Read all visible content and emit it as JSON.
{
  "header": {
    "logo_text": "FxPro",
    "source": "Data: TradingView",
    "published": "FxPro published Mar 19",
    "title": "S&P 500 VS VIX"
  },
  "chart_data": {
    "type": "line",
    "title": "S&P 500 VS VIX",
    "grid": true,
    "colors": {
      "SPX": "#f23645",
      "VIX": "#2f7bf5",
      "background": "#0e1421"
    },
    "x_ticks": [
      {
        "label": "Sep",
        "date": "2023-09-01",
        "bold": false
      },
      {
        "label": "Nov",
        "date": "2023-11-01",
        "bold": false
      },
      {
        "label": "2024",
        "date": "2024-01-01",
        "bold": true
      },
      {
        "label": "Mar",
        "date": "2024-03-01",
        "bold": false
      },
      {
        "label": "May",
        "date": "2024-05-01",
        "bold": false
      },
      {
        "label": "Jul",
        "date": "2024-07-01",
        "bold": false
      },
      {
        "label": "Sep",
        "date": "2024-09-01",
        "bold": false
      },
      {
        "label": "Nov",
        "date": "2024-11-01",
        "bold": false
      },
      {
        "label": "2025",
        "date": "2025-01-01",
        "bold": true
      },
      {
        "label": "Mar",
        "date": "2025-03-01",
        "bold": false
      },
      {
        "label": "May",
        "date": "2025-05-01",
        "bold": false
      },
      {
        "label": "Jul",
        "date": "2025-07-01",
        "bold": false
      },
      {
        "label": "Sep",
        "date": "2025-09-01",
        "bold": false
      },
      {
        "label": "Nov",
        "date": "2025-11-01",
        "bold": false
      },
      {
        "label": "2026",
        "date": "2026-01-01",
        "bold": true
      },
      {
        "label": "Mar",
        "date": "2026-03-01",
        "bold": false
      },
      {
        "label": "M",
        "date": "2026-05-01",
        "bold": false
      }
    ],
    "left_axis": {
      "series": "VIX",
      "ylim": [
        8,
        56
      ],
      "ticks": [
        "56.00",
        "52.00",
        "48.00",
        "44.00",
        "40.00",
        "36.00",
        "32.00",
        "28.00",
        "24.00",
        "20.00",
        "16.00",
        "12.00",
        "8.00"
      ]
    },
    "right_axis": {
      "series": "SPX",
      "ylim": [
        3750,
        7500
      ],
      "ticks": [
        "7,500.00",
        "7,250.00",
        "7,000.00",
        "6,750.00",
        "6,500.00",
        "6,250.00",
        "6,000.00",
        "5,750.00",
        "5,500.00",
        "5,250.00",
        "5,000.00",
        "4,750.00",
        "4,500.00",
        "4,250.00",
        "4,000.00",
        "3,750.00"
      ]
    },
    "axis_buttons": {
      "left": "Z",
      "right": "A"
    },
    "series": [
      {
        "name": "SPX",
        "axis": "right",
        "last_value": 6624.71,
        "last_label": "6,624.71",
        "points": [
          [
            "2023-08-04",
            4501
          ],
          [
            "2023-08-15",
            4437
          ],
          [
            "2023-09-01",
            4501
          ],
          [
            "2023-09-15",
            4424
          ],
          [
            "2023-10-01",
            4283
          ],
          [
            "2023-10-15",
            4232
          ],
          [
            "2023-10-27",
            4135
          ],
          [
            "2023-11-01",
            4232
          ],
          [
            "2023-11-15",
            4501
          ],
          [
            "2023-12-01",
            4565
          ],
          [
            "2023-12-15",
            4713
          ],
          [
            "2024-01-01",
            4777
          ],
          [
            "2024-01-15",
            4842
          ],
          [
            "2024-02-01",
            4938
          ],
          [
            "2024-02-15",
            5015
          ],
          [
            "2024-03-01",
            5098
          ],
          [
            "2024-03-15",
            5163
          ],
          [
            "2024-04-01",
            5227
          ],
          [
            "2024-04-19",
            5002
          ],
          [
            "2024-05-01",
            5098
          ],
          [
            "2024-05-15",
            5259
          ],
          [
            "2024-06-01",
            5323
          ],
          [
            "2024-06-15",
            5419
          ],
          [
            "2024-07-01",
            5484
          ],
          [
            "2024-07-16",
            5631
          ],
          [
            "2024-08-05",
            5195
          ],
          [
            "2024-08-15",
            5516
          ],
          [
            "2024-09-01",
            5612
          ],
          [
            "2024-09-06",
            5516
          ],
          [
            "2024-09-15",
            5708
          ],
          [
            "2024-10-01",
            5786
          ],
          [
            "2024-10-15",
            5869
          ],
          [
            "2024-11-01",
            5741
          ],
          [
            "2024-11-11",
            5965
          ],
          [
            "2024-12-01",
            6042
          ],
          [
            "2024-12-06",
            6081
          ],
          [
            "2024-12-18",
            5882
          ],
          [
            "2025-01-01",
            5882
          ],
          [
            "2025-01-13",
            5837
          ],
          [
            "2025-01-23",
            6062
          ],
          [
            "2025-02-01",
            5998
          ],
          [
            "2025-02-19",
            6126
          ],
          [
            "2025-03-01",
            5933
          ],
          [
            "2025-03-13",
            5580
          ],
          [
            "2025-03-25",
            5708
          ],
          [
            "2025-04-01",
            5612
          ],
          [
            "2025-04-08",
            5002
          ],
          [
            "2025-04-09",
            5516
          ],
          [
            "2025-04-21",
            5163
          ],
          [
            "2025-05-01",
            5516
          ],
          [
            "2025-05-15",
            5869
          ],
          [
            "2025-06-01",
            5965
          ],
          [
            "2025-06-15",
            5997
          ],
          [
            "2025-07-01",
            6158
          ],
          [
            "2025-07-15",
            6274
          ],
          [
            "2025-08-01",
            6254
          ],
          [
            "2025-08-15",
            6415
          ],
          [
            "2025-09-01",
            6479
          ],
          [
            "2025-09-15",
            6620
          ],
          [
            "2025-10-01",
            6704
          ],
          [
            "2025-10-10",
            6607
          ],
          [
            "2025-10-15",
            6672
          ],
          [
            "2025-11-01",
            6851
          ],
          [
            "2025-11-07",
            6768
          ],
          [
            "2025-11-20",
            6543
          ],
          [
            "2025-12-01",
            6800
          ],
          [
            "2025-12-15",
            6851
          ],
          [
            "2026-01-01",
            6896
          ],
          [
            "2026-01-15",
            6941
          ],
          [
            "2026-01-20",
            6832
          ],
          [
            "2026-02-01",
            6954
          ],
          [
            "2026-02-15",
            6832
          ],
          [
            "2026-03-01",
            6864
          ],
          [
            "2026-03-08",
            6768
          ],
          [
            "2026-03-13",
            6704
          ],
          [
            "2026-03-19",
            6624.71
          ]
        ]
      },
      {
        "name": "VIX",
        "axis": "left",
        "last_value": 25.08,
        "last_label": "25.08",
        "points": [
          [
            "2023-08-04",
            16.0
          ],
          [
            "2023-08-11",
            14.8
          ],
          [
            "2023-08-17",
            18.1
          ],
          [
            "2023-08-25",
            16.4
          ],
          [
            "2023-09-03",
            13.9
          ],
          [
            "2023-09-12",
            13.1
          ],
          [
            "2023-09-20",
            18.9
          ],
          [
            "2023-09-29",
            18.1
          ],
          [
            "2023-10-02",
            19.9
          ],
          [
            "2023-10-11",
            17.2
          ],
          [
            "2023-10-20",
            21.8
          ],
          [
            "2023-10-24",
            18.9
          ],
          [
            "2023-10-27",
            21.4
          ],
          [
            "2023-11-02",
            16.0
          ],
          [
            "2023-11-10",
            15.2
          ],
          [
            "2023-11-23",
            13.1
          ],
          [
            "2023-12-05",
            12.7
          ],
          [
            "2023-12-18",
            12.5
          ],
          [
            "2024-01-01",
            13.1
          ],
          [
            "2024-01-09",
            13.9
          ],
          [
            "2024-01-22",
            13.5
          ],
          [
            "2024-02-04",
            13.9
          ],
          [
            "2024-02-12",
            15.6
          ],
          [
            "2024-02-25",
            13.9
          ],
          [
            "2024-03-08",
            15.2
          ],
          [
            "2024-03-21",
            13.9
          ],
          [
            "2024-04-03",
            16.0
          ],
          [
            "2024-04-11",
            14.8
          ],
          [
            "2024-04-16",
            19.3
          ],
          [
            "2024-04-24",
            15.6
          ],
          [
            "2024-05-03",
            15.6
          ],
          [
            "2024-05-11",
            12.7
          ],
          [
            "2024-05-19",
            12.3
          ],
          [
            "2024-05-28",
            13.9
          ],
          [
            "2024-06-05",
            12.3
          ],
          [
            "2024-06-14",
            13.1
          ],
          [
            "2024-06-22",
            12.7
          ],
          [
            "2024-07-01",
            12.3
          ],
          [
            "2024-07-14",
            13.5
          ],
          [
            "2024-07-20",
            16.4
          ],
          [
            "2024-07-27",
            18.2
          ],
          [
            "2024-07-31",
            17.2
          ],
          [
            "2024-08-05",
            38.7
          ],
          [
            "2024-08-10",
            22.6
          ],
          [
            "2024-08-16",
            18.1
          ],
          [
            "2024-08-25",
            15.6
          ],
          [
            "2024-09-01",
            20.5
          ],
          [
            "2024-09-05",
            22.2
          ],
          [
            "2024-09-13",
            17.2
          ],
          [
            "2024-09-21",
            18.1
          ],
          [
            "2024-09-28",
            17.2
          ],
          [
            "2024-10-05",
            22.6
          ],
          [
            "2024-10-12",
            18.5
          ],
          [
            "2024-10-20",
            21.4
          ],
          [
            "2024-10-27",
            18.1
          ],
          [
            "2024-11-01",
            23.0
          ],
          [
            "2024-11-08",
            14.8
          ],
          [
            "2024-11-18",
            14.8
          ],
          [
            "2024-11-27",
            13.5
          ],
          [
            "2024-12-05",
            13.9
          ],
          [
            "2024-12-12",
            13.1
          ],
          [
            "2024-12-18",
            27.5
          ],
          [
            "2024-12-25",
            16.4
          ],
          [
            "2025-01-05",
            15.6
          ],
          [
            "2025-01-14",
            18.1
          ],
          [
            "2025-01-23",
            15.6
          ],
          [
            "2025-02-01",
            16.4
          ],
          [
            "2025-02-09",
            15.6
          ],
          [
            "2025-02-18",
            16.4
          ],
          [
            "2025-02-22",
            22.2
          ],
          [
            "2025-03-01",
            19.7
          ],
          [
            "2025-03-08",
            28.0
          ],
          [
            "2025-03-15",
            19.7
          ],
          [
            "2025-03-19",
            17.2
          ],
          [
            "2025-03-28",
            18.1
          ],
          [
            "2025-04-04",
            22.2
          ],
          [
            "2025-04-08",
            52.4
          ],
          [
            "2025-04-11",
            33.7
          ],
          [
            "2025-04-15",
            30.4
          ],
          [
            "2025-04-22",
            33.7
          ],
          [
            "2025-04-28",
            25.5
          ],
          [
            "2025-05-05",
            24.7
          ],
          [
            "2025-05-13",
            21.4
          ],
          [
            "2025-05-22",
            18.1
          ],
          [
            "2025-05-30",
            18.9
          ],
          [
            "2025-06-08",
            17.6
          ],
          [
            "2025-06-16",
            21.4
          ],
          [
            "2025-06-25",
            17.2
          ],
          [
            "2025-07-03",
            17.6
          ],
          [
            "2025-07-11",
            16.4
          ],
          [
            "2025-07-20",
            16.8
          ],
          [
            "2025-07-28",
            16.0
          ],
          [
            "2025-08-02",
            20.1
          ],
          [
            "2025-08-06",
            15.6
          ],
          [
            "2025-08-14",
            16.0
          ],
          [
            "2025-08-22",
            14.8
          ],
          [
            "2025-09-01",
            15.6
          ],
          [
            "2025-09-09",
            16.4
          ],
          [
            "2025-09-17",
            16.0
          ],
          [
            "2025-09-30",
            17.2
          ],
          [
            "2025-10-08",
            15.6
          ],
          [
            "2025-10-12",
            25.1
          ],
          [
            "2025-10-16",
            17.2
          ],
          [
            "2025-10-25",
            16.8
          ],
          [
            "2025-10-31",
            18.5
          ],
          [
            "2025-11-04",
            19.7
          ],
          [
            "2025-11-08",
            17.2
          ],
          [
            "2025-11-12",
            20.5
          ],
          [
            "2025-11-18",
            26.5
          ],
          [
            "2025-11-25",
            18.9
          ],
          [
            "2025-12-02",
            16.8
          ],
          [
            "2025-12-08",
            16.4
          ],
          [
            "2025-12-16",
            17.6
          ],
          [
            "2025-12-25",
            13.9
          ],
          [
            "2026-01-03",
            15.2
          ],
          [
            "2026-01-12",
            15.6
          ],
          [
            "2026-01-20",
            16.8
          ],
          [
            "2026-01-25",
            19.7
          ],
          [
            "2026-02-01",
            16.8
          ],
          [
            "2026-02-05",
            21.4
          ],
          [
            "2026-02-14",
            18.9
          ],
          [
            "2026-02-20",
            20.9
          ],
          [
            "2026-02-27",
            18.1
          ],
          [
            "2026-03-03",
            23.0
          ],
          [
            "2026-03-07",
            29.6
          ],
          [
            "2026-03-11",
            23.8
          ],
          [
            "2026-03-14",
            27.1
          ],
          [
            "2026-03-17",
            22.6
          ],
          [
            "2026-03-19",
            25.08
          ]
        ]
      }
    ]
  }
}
= = = = =
> _Required work_: Pull out every line above that holds the word "FxPro".

> _The output_:
    "logo_text": "FxPro",
    "published": "FxPro published Mar 19",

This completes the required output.